▸ Goal A
Please repeat the entries word for word, from their first line through the line that contains "veu-x-tick-label: Jun: [417, 755, 440, 770]".

▸ Page extract
|---|

Monday, November 22, 2010

Relationships and Buddhism: is there a conflict?

Today's pic is sponsored by Honda.
Test drive the new CR-Z today!
No, not really.
 Regarding Buddhism, getting rid of the "delusions" which are mostly referring to the "wanting" of material things, objects or people...getting rid of attachments in the sense that your mind is not cluttered and bothered by problems, ultimately achieving inner peace. 
Is it possible to achieve all this yet live in today's modern society, still cultivate relationships, even romantic ones? According to what I have learned thus far, it is not possible. For to reach the utmost inner peace, we must free ourselves of "said delusions"- which is defined as attachments to both people and things...achieve inner peace so that we can ultimately help others.
I'LL TELL YOU HOW I understand these concepts, but you should ask a pro. Attachment means your mind gets stuck on something, some goal. Attachment is triggered by desire. Desire for what? You can desire to keep things the way they are, to get more of something (pleasure, attention, spiritual progress), or to get less of something (fear, loneliness, confusion). When your desire is activated, your mind sticks to things, like those sticky hands you used to get at the arcade. Rather then just letting your experience be what it is, the mind sticks to some goal and then starts having a conversation about how to get there.

Say, for instance, you're about to go on a date. Dating triggers your desire to be accepted and be deemed worthy and have a relationship, and you start thinking about what you need to get there. I need to be on. I need to be gregarious. I need to be interesting. I need to be confident. I need to seem like I have my shit together. I need to be likable. Then you might look at your experience and say "oh shit." I'm not on. I don't feel fearless. I'm doubting myself. That can't be confidence. What is confidence? Well, I can be confident if I just believe in myself. What are my strengths? Was that how I got confident last time? Maybe I just need to remember that other people have fears too. Yeah, that's it. I feel a little better now, but I still feel uneasy. Let me think about it a --

Aaaaaand you're absolutely. fucking. insane. You're completely lost in your head and your thoughts are racing. What you're doing is trying to force your experience away from self-doubt and towards this goal of fearlessness. You've become attached to this ideal state, so much that you're denying what's already here. Rather than experience your self-doubt and confusion and just waiting, you're forcing it away. Unacceptable! GRRR. And in that process, you become alienated from your self, alienated from your feelings, alienated from your body. You becomes estranged from yourself. That's real misery. That's suffering.

|---|

▸ Source data
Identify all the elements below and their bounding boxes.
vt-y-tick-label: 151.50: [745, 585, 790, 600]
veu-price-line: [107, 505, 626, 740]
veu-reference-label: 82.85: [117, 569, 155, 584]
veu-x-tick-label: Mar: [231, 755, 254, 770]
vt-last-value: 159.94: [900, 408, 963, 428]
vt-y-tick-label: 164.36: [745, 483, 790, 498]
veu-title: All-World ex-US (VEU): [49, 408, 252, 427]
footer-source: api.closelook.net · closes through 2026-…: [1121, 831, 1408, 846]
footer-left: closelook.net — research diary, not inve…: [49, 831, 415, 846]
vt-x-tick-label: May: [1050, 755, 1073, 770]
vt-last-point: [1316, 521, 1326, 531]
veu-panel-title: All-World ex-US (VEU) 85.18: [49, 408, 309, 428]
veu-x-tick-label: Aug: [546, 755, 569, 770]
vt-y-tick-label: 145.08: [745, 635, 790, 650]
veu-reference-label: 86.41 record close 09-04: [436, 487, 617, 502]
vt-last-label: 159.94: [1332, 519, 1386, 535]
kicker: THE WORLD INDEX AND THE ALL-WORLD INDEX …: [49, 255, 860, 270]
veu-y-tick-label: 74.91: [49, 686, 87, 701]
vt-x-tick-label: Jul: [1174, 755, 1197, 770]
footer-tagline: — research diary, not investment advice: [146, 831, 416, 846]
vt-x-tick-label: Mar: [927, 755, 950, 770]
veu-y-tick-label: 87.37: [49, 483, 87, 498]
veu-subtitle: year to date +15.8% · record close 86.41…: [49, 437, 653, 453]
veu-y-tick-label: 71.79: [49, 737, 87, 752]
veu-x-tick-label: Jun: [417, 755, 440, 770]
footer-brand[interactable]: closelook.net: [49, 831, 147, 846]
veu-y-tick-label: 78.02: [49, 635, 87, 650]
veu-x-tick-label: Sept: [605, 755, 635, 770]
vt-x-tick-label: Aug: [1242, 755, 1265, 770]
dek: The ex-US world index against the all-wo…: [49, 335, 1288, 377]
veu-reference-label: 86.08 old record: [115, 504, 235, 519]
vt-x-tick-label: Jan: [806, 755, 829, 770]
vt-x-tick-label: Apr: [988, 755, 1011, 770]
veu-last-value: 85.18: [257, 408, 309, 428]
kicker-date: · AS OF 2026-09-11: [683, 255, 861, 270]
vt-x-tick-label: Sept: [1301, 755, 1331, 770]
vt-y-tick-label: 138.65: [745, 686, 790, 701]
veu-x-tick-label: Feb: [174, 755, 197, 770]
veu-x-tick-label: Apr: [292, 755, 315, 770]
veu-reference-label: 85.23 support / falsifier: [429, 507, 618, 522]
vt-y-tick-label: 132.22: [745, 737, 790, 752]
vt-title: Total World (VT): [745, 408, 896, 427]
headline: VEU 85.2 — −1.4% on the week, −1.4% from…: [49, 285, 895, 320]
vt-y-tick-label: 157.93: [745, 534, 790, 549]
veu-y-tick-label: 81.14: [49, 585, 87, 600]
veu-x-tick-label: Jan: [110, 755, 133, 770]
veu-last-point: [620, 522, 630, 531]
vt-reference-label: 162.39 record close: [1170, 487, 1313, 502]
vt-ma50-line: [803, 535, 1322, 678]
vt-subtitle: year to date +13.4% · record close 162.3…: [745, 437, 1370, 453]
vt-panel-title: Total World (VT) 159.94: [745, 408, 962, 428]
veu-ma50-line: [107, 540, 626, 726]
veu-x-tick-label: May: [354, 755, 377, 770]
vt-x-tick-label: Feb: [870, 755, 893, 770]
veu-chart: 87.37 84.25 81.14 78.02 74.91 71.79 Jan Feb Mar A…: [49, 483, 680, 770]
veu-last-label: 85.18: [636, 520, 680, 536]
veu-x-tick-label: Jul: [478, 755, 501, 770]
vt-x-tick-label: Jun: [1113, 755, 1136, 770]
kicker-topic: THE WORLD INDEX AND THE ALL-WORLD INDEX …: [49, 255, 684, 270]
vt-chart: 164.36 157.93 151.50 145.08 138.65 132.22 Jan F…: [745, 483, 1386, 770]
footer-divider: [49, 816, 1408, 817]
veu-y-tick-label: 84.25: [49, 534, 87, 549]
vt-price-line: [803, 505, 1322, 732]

|---|

▸ Goal B
Write out the Buddhism and relationships post word for word, from "Today's pic is" to "achieving inner peace.".

▸ Exercise answer A
Identify all the elements below and their bounding boxes.
vt-y-tick-label: 151.50: [745, 585, 790, 600]
veu-price-line: [107, 505, 626, 740]
veu-reference-label: 82.85: [117, 569, 155, 584]
veu-x-tick-label: Mar: [231, 755, 254, 770]
vt-last-value: 159.94: [900, 408, 963, 428]
vt-y-tick-label: 164.36: [745, 483, 790, 498]
veu-title: All-World ex-US (VEU): [49, 408, 252, 427]
footer-source: api.closelook.net · closes through 2026-…: [1121, 831, 1408, 846]
footer-left: closelook.net — research diary, not inve…: [49, 831, 415, 846]
vt-x-tick-label: May: [1050, 755, 1073, 770]
vt-last-point: [1316, 521, 1326, 531]
veu-panel-title: All-World ex-US (VEU) 85.18: [49, 408, 309, 428]
veu-x-tick-label: Aug: [546, 755, 569, 770]
vt-y-tick-label: 145.08: [745, 635, 790, 650]
veu-reference-label: 86.41 record close 09-04: [436, 487, 617, 502]
vt-last-label: 159.94: [1332, 519, 1386, 535]
kicker: THE WORLD INDEX AND THE ALL-WORLD INDEX …: [49, 255, 860, 270]
veu-y-tick-label: 74.91: [49, 686, 87, 701]
vt-x-tick-label: Jul: [1174, 755, 1197, 770]
footer-tagline: — research diary, not investment advice: [146, 831, 416, 846]
vt-x-tick-label: Mar: [927, 755, 950, 770]
veu-y-tick-label: 87.37: [49, 483, 87, 498]
veu-subtitle: year to date +15.8% · record close 86.41…: [49, 437, 653, 453]
veu-y-tick-label: 71.79: [49, 737, 87, 752]
veu-x-tick-label: Jun: [417, 755, 440, 770]

▸ Exercise answer B
Today's pic is sponsored by Honda.
Test drive the new CR-Z today!
No, not really.
 Regarding Buddhism, getting rid of the "delusions" which are mostly referring to the "wanting" of material things, objects or people...getting rid of attachments in the sense that your mind is not cluttered and bothered by problems, ultimately achieving inner peace.